From the entries below, copy each line in which the word "genom" occurs.
- - -
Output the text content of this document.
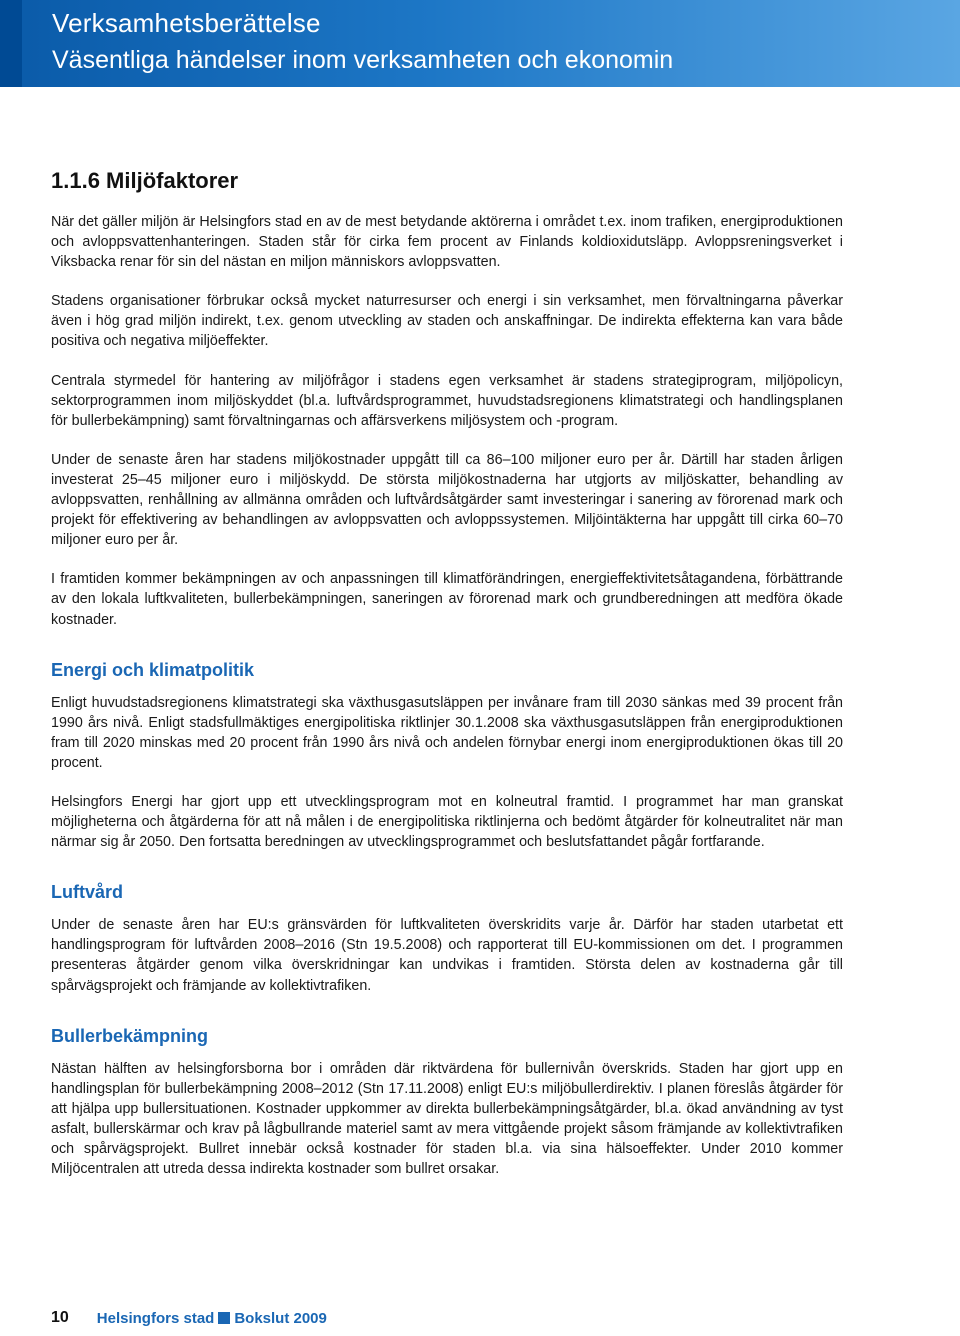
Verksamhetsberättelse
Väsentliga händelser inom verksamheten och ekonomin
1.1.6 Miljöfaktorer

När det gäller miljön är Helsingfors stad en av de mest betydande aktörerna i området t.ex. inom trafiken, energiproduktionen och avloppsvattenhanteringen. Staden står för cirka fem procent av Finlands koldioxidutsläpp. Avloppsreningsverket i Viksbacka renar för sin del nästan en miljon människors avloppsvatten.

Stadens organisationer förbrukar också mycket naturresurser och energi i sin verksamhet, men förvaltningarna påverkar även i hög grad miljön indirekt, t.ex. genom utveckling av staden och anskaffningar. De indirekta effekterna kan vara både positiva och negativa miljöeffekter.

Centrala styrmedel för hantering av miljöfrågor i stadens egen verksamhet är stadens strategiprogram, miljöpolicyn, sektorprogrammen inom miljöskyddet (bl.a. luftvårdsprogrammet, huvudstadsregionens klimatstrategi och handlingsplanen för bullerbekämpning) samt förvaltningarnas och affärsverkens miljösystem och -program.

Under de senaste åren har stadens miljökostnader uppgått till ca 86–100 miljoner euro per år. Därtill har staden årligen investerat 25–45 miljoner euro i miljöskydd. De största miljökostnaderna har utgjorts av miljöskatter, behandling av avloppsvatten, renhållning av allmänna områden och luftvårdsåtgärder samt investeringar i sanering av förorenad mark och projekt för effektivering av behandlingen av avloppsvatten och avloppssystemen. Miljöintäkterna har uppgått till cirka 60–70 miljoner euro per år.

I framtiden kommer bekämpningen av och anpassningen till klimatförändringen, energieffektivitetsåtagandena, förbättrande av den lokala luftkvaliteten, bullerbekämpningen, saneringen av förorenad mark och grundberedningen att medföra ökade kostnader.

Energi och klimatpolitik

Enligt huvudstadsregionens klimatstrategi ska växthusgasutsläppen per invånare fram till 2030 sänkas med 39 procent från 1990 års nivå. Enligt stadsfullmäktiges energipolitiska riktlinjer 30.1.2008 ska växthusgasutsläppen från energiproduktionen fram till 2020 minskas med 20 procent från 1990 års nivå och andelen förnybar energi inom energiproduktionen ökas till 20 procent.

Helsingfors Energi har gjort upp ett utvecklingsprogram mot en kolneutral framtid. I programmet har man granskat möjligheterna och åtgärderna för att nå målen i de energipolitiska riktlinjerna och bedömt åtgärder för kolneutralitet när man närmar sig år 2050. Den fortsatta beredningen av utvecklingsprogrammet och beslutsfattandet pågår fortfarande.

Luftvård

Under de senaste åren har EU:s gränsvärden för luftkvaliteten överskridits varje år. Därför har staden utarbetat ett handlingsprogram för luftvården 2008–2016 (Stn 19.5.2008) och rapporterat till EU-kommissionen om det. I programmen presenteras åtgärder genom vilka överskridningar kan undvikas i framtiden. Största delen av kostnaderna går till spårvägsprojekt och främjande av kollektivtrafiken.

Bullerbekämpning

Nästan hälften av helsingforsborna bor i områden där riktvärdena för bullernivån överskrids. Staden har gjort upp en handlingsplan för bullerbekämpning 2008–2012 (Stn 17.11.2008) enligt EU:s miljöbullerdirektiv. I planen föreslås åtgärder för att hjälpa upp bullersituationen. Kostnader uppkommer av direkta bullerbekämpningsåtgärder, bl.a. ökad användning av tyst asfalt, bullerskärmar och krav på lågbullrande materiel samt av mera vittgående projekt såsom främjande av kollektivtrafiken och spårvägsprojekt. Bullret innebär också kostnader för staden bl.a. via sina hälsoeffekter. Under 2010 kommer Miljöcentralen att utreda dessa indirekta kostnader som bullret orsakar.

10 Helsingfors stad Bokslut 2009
- - -
#### Your solution:
Stadens organisationer förbrukar också mycket naturresurser och energi i sin verksamhet, men förvaltningarna påverkar även i hög grad miljön indirekt, t.ex. genom utveckling av staden och anskaffningar. De indirekta effekterna kan vara både positiva och negativa miljöeffekter.
Under de senaste åren har EU:s gränsvärden för luftkvaliteten överskridits varje år. Därför har staden utarbetat ett handlingsprogram för luftvården 2008–2016 (Stn 19.5.2008) och rapporterat till EU-kommissionen om det. I programmen presenteras åtgärder genom vilka överskridningar kan undvikas i framtiden. Största delen av kostnaderna går till spårvägsprojekt och främjande av kollektivtrafiken.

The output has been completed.